§ GIVEN REQUEST A
In the records, revise the part that runs from the first line through the line containing "colorbar-cell bbox=[354, 618, 385, 639]": replace "biomass burning" with "wildfire" and leave everything else as it is. Give only those revised lines.

§ TEXT EXTRACT
☆ ☆ ☆ ☆ ☆ ☆ ☆
Sunday, August 12, 2012

Primrose and Lost Lake Trails

Lost Lake was so calm the days we were there it was difficult to tell reflections from the real thing!

Note:  I lost my camera, it was found and an awesome person mailed it back to me so now I have pictures to add to this entry!

In a year of my son being a member of our local Boy Scout Troop 555, I have only made it on one of his campouts, despite wanting to go on many more (made it to Swan Lakes a year ago June).  Originally the Lost Lakes hike was going to be last weekend, which I would not have been able to make, so when it was switched to Aug. 10-12, I was ecstatic!  This is one of the few "big" point-to-point trails I have not hiked on the Kenai Peninsula.  It turned out to be the best weather of the entire summer I think--just amazing--so we really lucked out.

A backpacking trip starts with packing, and I'd been at retreats the past 2 weeks so hardly had gotten any exercise, so I was being deadly with cutting weight.  Even my toothbrush didn't pass muster!  When I weighed in at 35 pounds, pre-food, I was feeling pretty good.  We ended up having 5 scouts and 4 adults going, which is actually a good ratio.  The adults can carry more than the kids so they loaded up with heavier items like stoves, fuel, filters, food, etc.  I'd done the food shopping for this trip at Costco so we had lots of food.  More on that later.
☆ ☆ ☆ ☆ ☆ ☆ ☆
§ DATA EXTRACT

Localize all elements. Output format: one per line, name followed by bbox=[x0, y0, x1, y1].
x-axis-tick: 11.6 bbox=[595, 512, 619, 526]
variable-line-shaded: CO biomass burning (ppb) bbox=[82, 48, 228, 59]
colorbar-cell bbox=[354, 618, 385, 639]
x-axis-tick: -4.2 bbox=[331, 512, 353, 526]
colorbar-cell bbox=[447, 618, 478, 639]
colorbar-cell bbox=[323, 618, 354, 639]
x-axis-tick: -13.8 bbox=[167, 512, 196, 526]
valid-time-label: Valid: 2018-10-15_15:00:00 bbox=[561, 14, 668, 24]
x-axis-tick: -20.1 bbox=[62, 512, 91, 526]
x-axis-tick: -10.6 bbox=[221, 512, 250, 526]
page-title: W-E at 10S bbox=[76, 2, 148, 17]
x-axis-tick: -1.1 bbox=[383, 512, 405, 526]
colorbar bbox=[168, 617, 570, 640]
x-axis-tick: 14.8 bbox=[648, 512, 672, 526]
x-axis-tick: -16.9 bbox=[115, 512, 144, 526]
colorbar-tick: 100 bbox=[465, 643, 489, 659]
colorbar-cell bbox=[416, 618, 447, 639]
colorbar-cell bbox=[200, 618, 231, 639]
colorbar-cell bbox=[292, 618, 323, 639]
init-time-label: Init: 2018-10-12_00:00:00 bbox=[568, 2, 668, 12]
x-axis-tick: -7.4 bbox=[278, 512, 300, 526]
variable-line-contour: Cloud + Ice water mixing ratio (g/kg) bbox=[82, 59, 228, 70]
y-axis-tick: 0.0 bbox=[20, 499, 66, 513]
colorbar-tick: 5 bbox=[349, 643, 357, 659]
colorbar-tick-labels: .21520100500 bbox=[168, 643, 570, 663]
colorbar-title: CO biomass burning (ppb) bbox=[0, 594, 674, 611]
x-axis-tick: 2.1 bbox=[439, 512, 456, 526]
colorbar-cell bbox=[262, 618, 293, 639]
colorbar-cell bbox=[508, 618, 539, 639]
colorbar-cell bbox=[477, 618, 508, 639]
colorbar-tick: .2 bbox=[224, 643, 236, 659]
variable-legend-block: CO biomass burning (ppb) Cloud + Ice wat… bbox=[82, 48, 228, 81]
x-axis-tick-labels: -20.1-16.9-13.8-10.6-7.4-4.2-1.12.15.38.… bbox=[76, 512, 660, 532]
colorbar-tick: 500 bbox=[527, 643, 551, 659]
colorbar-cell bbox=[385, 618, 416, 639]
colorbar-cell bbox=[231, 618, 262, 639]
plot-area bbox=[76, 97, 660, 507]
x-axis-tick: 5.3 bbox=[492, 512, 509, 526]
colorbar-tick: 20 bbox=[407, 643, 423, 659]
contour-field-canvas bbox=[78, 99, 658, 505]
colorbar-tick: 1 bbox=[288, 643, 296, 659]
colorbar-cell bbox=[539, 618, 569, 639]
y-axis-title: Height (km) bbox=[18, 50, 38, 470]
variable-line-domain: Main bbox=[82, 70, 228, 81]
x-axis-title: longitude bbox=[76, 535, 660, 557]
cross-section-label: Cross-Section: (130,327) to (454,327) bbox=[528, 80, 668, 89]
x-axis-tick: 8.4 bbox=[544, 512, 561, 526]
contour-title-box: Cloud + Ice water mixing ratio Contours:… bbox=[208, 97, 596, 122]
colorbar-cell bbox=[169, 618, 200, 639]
☆ ☆ ☆ ☆ ☆ ☆ ☆
§ GIVEN REQUEST B
Pick up the Primrose and Lost Lake trip report after its final sentence and keep writing it.

§ REPLY A
Localize all elements. Output format: one per line, name followed by bbox=[x0, y0, x1, y1].
x-axis-tick: 11.6 bbox=[595, 512, 619, 526]
variable-line-shaded: CO wildfire (ppb) bbox=[82, 48, 228, 59]
colorbar-cell bbox=[354, 618, 385, 639]

§ REPLY B
The Primrose Trailhead!

Originally we were going to do an out-and-back hike, up the Lost Lake side 6 miles, then back out the same way.  With a smaller and more capable group, our scoutmaster decided to have us do a point-to-point:  up the Primrose Trail 7.5 miles on a Friday, then 7.5 miles back down the Lost Lake side on Sunday, for a total of 15 miles with a day off in between.

After the woodchips, hard, packed dirt made for great hiking.

  
We left Homer at 8 a.m., and didn't get on the trail till 1:00.  We stopped for bathroom breaks, made our way through the construction zone on the Seward Highway, got a vehicle parked at the Lost Lake end, and divvied up food and loaded packs.  Probably the most humorous part of the weekend was the food:  since I'd done a Costco run, everything was in bulk.  I just handed all the food out of my vehicle to be put in a pile, expecting people to break down amounts and leave some in the car.  By time I got over there all that was left was a bag of bagels, so that was all I had to carry.  When we got to camp and started unloading the food, I laughed so hard!  We had 12 pounds of summer sausage, 2 large ziplocks full of rice, 6 large cans of canned chicken and even a large glass jar full of strawberry preserves (which was for peanut butter and jelly sandwiches at the car after the hike!).  We ended up eating nearly 9 pounds of the sausage--which was a real hit actually because it was substantial and easy.  The 36 string cheeses all got eaten too, for the same reason.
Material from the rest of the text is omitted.